## Entries shown
________________

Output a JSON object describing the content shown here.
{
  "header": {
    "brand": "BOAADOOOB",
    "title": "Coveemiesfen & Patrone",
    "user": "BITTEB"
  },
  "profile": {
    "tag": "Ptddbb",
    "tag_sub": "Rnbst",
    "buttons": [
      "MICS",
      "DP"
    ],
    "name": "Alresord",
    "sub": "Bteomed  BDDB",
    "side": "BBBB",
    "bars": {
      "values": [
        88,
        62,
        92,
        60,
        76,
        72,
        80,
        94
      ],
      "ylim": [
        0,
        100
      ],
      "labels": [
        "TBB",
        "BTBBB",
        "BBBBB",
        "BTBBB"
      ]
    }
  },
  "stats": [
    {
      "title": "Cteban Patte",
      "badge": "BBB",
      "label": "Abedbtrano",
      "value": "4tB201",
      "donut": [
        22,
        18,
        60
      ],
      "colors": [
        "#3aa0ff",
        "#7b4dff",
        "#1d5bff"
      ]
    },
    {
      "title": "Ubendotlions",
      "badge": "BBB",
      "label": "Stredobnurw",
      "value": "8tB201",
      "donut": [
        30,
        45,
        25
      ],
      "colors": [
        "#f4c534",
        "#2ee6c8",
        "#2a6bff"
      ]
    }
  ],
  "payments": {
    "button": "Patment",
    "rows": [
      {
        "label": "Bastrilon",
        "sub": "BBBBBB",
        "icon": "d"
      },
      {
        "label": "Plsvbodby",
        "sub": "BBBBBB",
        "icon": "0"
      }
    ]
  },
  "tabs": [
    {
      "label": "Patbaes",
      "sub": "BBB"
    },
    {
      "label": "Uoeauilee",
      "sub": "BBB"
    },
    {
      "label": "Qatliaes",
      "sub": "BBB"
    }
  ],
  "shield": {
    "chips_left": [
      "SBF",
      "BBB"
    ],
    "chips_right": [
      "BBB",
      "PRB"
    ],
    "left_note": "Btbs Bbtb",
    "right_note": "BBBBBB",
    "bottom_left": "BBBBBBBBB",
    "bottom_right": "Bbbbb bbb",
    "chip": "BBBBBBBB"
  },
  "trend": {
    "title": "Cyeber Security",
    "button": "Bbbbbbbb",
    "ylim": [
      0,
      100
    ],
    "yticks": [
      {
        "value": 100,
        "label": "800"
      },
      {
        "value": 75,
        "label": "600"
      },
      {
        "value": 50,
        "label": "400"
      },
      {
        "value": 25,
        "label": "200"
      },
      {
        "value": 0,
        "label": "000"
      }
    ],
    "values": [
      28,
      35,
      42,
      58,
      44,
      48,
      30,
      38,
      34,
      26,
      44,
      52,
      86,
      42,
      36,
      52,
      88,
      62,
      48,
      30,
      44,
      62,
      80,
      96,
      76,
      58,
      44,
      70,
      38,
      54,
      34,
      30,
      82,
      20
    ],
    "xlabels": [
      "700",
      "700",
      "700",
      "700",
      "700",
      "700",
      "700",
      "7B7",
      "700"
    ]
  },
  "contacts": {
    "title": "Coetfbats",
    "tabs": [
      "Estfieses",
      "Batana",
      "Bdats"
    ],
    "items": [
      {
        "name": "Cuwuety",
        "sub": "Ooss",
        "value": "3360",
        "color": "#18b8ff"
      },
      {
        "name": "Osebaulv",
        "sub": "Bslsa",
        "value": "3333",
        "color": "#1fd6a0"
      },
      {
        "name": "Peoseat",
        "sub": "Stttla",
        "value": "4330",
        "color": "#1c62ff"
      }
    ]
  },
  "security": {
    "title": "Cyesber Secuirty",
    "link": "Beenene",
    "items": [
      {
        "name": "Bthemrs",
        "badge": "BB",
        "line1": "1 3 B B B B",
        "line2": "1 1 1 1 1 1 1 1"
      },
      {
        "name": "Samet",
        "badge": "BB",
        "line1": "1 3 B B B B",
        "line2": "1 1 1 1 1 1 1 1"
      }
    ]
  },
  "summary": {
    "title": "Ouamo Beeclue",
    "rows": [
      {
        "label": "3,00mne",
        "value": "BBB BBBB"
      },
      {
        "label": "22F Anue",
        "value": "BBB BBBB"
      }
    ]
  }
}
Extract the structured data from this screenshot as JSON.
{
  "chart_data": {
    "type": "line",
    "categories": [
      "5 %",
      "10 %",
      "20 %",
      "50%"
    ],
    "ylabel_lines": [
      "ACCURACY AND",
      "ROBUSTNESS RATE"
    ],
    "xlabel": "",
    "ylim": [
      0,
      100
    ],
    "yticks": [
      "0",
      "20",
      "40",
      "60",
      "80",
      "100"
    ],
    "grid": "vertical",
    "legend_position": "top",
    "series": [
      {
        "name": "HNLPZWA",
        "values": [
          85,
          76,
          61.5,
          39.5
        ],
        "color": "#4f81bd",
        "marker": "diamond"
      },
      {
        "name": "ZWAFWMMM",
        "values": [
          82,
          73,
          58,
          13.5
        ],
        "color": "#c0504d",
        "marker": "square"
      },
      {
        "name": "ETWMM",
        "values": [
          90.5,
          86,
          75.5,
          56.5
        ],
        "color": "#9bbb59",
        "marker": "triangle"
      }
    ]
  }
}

________________

## Written exercise
Of the lines in the data, how many contain the word "marker"? Provide the number and nothing further.

## Exercise solution
3